┌──
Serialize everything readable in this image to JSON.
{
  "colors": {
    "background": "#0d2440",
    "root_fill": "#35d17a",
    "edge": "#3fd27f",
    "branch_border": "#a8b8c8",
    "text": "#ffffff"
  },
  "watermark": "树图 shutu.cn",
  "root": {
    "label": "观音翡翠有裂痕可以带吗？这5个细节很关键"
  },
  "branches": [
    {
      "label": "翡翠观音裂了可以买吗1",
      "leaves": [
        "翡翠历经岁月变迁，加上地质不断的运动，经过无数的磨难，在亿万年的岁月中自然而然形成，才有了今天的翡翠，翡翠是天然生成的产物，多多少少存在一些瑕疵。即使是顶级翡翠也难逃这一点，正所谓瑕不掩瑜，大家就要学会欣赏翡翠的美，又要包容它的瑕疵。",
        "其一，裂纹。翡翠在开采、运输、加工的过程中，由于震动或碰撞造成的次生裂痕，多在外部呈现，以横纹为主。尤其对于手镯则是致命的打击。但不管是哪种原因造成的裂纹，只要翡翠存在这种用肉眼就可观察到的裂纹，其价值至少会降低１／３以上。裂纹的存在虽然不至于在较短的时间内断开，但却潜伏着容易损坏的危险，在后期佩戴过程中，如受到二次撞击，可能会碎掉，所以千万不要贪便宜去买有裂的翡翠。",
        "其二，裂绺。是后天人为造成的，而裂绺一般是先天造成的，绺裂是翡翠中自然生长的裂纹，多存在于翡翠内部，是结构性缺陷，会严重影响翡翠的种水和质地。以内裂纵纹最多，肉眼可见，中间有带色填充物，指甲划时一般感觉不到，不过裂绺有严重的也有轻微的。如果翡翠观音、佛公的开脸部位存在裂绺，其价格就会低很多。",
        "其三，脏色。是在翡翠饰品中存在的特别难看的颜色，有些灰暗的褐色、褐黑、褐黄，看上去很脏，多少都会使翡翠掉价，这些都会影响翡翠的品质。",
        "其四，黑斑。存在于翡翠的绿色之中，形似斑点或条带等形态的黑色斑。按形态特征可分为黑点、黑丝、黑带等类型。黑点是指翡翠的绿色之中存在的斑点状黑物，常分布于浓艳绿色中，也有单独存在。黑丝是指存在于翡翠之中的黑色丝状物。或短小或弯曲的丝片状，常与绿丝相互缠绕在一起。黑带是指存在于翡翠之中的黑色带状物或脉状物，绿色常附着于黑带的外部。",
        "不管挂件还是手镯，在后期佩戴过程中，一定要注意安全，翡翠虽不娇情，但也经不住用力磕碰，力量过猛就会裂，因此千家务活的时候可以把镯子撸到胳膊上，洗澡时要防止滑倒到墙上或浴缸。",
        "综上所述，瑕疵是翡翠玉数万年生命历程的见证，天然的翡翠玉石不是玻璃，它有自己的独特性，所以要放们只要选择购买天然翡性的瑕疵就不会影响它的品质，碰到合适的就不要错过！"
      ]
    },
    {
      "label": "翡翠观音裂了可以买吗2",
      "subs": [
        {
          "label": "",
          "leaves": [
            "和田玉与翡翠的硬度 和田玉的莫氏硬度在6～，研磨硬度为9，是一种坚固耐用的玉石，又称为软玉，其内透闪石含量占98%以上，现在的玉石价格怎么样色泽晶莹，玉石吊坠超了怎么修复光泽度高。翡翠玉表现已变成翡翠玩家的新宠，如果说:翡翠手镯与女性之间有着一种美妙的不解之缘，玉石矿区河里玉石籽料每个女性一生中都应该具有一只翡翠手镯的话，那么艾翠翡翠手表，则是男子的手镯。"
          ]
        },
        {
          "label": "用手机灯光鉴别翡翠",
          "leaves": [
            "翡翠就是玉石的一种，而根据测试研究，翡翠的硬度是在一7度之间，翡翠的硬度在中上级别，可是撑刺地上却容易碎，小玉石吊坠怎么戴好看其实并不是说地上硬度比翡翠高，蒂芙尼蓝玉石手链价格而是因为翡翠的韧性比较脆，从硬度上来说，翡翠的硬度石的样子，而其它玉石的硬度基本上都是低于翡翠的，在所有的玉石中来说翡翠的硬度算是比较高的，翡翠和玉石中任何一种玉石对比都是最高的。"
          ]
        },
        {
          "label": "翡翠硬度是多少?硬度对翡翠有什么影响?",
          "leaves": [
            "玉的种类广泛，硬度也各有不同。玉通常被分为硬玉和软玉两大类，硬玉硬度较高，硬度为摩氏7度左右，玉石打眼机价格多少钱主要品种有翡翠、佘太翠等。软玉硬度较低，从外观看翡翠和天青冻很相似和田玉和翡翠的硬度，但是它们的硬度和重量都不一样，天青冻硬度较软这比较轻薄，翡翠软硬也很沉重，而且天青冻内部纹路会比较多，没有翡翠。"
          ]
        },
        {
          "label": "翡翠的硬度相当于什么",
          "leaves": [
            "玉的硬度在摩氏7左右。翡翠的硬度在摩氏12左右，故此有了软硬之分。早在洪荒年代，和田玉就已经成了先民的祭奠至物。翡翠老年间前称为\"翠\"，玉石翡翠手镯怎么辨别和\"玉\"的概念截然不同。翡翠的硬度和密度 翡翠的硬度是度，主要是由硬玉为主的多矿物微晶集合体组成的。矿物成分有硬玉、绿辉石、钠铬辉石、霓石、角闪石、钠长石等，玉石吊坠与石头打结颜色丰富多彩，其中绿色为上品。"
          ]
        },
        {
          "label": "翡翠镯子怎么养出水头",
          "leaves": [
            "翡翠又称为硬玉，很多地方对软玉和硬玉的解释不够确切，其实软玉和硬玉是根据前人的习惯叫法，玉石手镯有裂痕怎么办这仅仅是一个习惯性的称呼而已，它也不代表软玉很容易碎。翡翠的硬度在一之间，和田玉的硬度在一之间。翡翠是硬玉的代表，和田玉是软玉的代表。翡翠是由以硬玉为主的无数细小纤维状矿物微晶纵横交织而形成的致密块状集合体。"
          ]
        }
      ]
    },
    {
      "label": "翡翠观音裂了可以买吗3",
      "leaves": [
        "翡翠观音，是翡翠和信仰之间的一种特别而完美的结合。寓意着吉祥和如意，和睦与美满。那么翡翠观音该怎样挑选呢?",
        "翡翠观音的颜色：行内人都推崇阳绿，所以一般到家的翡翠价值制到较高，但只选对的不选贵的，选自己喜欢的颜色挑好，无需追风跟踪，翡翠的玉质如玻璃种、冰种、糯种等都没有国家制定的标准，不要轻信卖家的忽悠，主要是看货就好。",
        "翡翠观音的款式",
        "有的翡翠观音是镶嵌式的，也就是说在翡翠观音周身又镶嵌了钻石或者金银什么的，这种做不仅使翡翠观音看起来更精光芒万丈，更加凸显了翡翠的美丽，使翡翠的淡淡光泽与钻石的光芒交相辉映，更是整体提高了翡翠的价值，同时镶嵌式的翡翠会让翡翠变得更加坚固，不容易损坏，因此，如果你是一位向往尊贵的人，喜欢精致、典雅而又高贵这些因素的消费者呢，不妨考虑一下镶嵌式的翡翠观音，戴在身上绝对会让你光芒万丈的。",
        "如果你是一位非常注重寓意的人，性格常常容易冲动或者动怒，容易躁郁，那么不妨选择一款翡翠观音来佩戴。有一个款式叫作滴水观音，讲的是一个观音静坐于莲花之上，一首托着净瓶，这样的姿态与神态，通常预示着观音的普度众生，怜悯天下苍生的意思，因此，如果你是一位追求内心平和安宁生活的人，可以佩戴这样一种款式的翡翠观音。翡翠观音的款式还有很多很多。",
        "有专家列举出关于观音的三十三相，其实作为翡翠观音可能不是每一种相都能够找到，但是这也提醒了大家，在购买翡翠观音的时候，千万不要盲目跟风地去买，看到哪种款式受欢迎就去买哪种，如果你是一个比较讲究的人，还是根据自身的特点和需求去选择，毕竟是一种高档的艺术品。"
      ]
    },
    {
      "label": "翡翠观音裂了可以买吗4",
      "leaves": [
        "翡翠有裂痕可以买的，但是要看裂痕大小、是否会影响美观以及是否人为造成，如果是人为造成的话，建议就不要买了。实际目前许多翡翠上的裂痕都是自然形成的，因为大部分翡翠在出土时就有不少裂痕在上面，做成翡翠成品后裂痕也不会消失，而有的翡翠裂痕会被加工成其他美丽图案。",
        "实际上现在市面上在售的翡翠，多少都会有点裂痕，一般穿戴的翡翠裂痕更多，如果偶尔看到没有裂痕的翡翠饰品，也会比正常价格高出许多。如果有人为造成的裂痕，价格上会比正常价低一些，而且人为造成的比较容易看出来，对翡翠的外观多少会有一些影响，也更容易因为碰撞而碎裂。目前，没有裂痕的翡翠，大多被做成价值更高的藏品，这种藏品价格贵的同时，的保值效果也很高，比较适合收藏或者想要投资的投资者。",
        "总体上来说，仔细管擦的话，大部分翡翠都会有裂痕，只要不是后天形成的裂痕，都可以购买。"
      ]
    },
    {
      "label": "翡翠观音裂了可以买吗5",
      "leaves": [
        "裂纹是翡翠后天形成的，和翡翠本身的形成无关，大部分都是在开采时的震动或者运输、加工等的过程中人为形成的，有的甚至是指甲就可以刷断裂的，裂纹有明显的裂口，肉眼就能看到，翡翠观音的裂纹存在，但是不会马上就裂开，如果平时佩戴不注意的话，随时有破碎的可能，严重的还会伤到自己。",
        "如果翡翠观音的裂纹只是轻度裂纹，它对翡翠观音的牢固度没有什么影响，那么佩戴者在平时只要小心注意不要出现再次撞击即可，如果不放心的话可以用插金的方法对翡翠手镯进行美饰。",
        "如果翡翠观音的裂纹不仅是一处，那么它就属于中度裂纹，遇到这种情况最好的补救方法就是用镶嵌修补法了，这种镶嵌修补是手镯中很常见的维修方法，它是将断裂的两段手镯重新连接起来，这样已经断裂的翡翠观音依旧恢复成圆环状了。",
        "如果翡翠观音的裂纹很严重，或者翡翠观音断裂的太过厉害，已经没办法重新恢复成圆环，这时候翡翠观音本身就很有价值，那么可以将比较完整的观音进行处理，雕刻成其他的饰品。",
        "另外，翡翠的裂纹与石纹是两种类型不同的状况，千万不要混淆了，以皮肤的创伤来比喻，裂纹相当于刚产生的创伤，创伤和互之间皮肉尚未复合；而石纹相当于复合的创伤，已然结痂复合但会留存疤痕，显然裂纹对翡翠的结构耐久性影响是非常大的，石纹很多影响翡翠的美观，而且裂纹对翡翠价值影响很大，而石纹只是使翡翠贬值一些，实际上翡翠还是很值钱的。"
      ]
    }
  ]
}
└──
### GOAL:
Each line with the string "label" in it needs to be found and copied.

### COMPLETED EXERCISE:
    "label": "观音翡翠有裂痕可以带吗？这5个细节很关键"
      "label": "翡翠观音裂了可以买吗1",
      "label": "翡翠观音裂了可以买吗2",
          "label": "",
          "label": "用手机灯光鉴别翡翠",
          "label": "翡翠硬度是多少?硬度对翡翠有什么影响?",
          "label": "翡翠的硬度相当于什么",
          "label": "翡翠镯子怎么养出水头",
      "label": "翡翠观音裂了可以买吗3",
      "label": "翡翠观音裂了可以买吗4",
      "label": "翡翠观音裂了可以买吗5",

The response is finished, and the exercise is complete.